WHAT IS BEING ASKED: Output the material below in its entirety, exactly as given.

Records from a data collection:
━━━━━━━━━━

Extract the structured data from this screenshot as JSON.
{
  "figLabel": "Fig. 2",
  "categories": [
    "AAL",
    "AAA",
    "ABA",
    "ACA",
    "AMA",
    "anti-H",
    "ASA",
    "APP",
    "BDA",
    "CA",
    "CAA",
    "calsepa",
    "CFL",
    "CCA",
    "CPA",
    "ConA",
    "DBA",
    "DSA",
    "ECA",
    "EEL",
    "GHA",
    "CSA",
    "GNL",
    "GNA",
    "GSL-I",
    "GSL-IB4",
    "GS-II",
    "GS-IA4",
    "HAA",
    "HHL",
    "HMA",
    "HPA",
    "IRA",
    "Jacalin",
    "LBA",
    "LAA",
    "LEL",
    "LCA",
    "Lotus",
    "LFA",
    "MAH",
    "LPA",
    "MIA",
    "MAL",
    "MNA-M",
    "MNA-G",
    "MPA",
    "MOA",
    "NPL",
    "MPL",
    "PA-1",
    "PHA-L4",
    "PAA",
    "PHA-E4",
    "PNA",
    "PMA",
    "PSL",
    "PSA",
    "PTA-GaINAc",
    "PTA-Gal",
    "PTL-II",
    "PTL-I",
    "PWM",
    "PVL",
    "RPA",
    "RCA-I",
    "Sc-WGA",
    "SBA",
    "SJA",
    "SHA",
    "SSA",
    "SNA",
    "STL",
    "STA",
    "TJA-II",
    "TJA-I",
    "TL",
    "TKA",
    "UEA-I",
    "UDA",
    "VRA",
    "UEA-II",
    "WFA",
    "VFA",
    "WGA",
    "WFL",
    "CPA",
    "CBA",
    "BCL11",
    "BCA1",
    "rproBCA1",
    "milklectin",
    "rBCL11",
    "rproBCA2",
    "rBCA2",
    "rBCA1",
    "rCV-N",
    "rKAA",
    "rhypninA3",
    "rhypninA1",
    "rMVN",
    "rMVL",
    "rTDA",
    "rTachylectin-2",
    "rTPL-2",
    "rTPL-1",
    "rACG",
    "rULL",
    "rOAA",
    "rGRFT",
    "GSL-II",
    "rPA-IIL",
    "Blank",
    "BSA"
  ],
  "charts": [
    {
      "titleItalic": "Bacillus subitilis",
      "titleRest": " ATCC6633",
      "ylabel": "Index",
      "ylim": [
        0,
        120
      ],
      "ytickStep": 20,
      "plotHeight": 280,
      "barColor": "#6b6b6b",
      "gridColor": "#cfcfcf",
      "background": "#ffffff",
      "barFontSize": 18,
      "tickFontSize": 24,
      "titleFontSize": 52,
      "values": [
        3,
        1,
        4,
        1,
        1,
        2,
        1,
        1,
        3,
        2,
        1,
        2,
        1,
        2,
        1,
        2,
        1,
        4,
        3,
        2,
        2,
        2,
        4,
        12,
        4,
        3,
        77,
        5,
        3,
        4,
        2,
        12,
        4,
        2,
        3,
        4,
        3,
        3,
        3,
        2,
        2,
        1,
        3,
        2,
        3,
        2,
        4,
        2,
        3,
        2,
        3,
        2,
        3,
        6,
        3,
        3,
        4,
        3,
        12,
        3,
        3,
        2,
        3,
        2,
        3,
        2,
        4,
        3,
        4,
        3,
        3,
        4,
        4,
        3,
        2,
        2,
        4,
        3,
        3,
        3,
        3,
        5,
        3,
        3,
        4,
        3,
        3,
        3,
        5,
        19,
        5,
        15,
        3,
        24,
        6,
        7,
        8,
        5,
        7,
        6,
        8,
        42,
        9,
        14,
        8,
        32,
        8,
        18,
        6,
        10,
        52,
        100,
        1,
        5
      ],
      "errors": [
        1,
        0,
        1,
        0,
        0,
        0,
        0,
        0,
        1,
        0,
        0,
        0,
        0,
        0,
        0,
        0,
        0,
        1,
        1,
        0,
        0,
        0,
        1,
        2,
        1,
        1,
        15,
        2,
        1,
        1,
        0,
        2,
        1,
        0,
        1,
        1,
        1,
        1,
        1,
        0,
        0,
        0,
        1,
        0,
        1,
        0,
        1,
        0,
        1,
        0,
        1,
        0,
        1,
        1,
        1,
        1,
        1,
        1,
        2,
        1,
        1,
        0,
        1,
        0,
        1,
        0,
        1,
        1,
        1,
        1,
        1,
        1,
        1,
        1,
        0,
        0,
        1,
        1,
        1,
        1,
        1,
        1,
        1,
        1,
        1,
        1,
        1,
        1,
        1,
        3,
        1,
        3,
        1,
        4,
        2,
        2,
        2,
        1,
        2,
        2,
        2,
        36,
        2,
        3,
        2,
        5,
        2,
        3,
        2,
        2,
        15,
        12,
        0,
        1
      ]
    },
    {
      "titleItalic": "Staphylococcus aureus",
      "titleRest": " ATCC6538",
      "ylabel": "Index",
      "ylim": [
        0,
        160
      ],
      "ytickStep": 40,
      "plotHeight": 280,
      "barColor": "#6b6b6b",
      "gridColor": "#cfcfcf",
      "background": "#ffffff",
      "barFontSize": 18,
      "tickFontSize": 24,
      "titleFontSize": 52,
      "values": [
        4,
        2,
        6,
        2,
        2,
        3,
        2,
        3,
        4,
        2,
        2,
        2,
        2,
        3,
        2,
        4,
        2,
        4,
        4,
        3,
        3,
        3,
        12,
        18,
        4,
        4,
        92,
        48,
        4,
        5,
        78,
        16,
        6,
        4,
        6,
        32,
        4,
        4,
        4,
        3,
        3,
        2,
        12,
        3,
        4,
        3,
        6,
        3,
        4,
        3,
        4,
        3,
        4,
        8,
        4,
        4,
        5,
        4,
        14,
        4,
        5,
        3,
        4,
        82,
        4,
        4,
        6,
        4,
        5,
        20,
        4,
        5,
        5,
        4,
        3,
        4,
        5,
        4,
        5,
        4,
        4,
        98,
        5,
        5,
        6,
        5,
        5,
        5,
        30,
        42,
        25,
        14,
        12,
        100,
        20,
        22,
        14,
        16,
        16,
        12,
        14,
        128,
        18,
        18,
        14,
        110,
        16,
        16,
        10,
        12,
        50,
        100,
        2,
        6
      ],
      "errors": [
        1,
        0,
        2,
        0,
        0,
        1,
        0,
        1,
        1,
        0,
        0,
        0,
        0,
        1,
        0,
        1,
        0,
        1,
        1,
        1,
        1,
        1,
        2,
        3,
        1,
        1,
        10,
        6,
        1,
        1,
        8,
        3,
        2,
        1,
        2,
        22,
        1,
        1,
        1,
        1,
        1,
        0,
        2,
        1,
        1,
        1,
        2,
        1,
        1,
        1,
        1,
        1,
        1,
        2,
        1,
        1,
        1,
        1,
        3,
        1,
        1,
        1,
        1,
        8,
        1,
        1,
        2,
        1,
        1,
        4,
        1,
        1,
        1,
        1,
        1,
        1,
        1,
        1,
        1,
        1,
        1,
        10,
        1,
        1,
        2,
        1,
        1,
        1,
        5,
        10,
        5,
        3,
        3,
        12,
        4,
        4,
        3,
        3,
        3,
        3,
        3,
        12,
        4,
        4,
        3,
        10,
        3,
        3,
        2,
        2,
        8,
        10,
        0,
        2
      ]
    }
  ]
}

━━━━━━━━━━

TASK OUTPUT:
Extract the structured data from this screenshot as JSON.
{
  "figLabel": "Fig. 2",
  "categories": [
    "AAL",
    "AAA",
    "ABA",
    "ACA",
    "AMA",
    "anti-H",
    "ASA",
    "APP",
    "BDA",
    "CA",
    "CAA",
    "calsepa",
    "CFL",
    "CCA",
    "CPA",
    "ConA",
    "DBA",
    "DSA",
    "ECA",
    "EEL",
    "GHA",
    "CSA",
    "GNL",
    "GNA",
    "GSL-I",
    "GSL-IB4",
    "GS-II",
    "GS-IA4",
    "HAA",
    "HHL",
    "HMA",
    "HPA",
    "IRA",
    "Jacalin",
    "LBA",
    "LAA",
    "LEL",
    "LCA",
    "Lotus",
    "LFA",
    "MAH",
    "LPA",
    "MIA",
    "MAL",
    "MNA-M",
    "MNA-G",
    "MPA",
    "MOA",
    "NPL",
    "MPL",
    "PA-1",
    "PHA-L4",
    "PAA",
    "PHA-E4",
    "PNA",
    "PMA",
    "PSL",
    "PSA",
    "PTA-GaINAc",
    "PTA-Gal",
    "PTL-II",
    "PTL-I",
    "PWM",
    "PVL",
    "RPA",
    "RCA-I",
    "Sc-WGA",
    "SBA",
    "SJA",
    "SHA",
    "SSA",
    "SNA",
    "STL",
    "STA",
    "TJA-II",
    "TJA-I",
    "TL",
    "TKA",
    "UEA-I",
    "UDA",
    "VRA",
    "UEA-II",
    "WFA",
    "VFA",
    "WGA",
    "WFL",
    "CPA",
    "CBA",
    "BCL11",
    "BCA1",
    "rproBCA1",
    "milklectin",
    "rBCL11",
    "rproBCA2",
    "rBCA2",
    "rBCA1",
    "rCV-N",
    "rKAA",
    "rhypninA3",
    "rhypninA1",
    "rMVN",
    "rMVL",
    "rTDA",
    "rTachylectin-2",
    "rTPL-2",
    "rTPL-1",
    "rACG",
    "rULL",
    "rOAA",
    "rGRFT",
    "GSL-II",
    "rPA-IIL",
    "Blank",
    "BSA"
  ],
  "charts": [
    {
      "titleItalic": "Bacillus subitilis",
      "titleRest": " ATCC6633",
      "ylabel": "Index",
      "ylim": [
        0,
        120
      ],
      "ytickStep": 20,
      "plotHeight": 280,
      "barColor": "#6b6b6b",
      "gridColor": "#cfcfcf",
      "background": "#ffffff",
      "barFontSize": 18,
      "tickFontSize": 24,
      "titleFontSize": 52,
      "values": [
        3,
        1,
        4,
        1,
        1,
        2,
        1,
        1,
        3,
        2,
        1,
        2,
        1,
        2,
        1,
        2,
        1,
        4,
        3,
        2,
        2,
        2,
        4,
        12,
        4,
        3,
        77,
        5,
        3,
        4,
        2,
        12,
        4,
        2,
        3,
        4,
        3,
        3,
        3,
        2,
        2,
        1,
        3,
        2,
        3,
        2,
        4,
        2,
        3,
        2,
        3,
        2,
        3,
        6,
        3,
        3,
        4,
        3,
        12,
        3,
        3,
        2,
        3,
        2,
        3,
        2,
        4,
        3,
        4,
        3,
        3,
        4,
        4,
        3,
        2,
        2,
        4,
        3,
        3,
        3,
        3,
        5,
        3,
        3,
        4,
        3,
        3,
        3,
        5,
        19,
        5,
        15,
        3,
        24,
        6,
        7,
        8,
        5,
        7,
        6,
        8,
        42,
        9,
        14,
        8,
        32,
        8,
        18,
        6,
        10,
        52,
        100,
        1,
        5
      ],
      "errors": [
        1,
        0,
        1,
        0,
        0,
        0,
        0,
        0,
        1,
        0,
        0,
        0,
        0,
        0,
        0,
        0,
        0,
        1,
        1,
        0,
        0,
        0,
        1,
        2,
        1,
        1,
        15,
        2,
        1,
        1,
        0,
        2,
        1,
        0,
        1,
        1,
        1,
        1,
        1,
        0,
        0,
        0,
        1,
        0,
        1,
        0,
        1,
        0,
        1,
        0,
        1,
        0,
        1,
        1,
        1,
        1,
        1,
        1,
        2,
        1,
        1,
        0,
        1,
        0,
        1,
        0,
        1,
        1,
        1,
        1,
        1,
        1,
        1,
        1,
        0,
        0,
        1,
        1,
        1,
        1,
        1,
        1,
        1,
        1,
        1,
        1,
        1,
        1,
        1,
        3,
        1,
        3,
        1,
        4,
        2,
        2,
        2,
        1,
        2,
        2,
        2,
        36,
        2,
        3,
        2,
        5,
        2,
        3,
        2,
        2,
        15,
        12,
        0,
        1
      ]
    },
    {
      "titleItalic": "Staphylococcus aureus",
      "titleRest": " ATCC6538",
      "ylabel": "Index",
      "ylim": [
        0,
        160
      ],
      "ytickStep": 40,
      "plotHeight": 280,
      "barColor": "#6b6b6b",
      "gridColor": "#cfcfcf",
      "background": "#ffffff",
      "barFontSize": 18,
      "tickFontSize": 24,
      "titleFontSize": 52,
      "values": [
        4,
        2,
        6,
        2,
        2,
        3,
        2,
        3,
        4,
        2,
        2,
        2,
        2,
        3,
        2,
        4,
        2,
        4,
        4,
        3,
        3,
        3,
        12,
        18,
        4,
        4,
        92,
        48,
        4,
        5,
        78,
        16,
        6,
        4,
        6,
        32,
        4,
        4,
        4,
        3,
        3,
        2,
        12,
        3,
        4,
        3,
        6,
        3,
        4,
        3,
        4,
        3,
        4,
        8,
        4,
        4,
        5,
        4,
        14,
        4,
        5,
        3,
        4,
        82,
        4,
        4,
        6,
        4,
        5,
        20,
        4,
        5,
        5,
        4,
        3,
        4,
        5,
        4,
        5,
        4,
        4,
        98,
        5,
        5,
        6,
        5,
        5,
        5,
        30,
        42,
        25,
        14,
        12,
        100,
        20,
        22,
        14,
        16,
        16,
        12,
        14,
        128,
        18,
        18,
        14,
        110,
        16,
        16,
        10,
        12,
        50,
        100,
        2,
        6
      ],
      "errors": [
        1,
        0,
        2,
        0,
        0,
        1,
        0,
        1,
        1,
        0,
        0,
        0,
        0,
        1,
        0,
        1,
        0,
        1,
        1,
        1,
        1,
        1,
        2,
        3,
        1,
        1,
        10,
        6,
        1,
        1,
        8,
        3,
        2,
        1,
        2,
        22,
        1,
        1,
        1,
        1,
        1,
        0,
        2,
        1,
        1,
        1,
        2,
        1,
        1,
        1,
        1,
        1,
        1,
        2,
        1,
        1,
        1,
        1,
        3,
        1,
        1,
        1,
        1,
        8,
        1,
        1,
        2,
        1,
        1,
        4,
        1,
        1,
        1,
        1,
        1,
        1,
        1,
        1,
        1,
        1,
        1,
        10,
        1,
        1,
        2,
        1,
        1,
        1,
        5,
        10,
        5,
        3,
        3,
        12,
        4,
        4,
        3,
        3,
        3,
        3,
        3,
        12,
        4,
        4,
        3,
        10,
        3,
        3,
        2,
        2,
        8,
        10,
        0,
        2
      ]
    }
  ]
}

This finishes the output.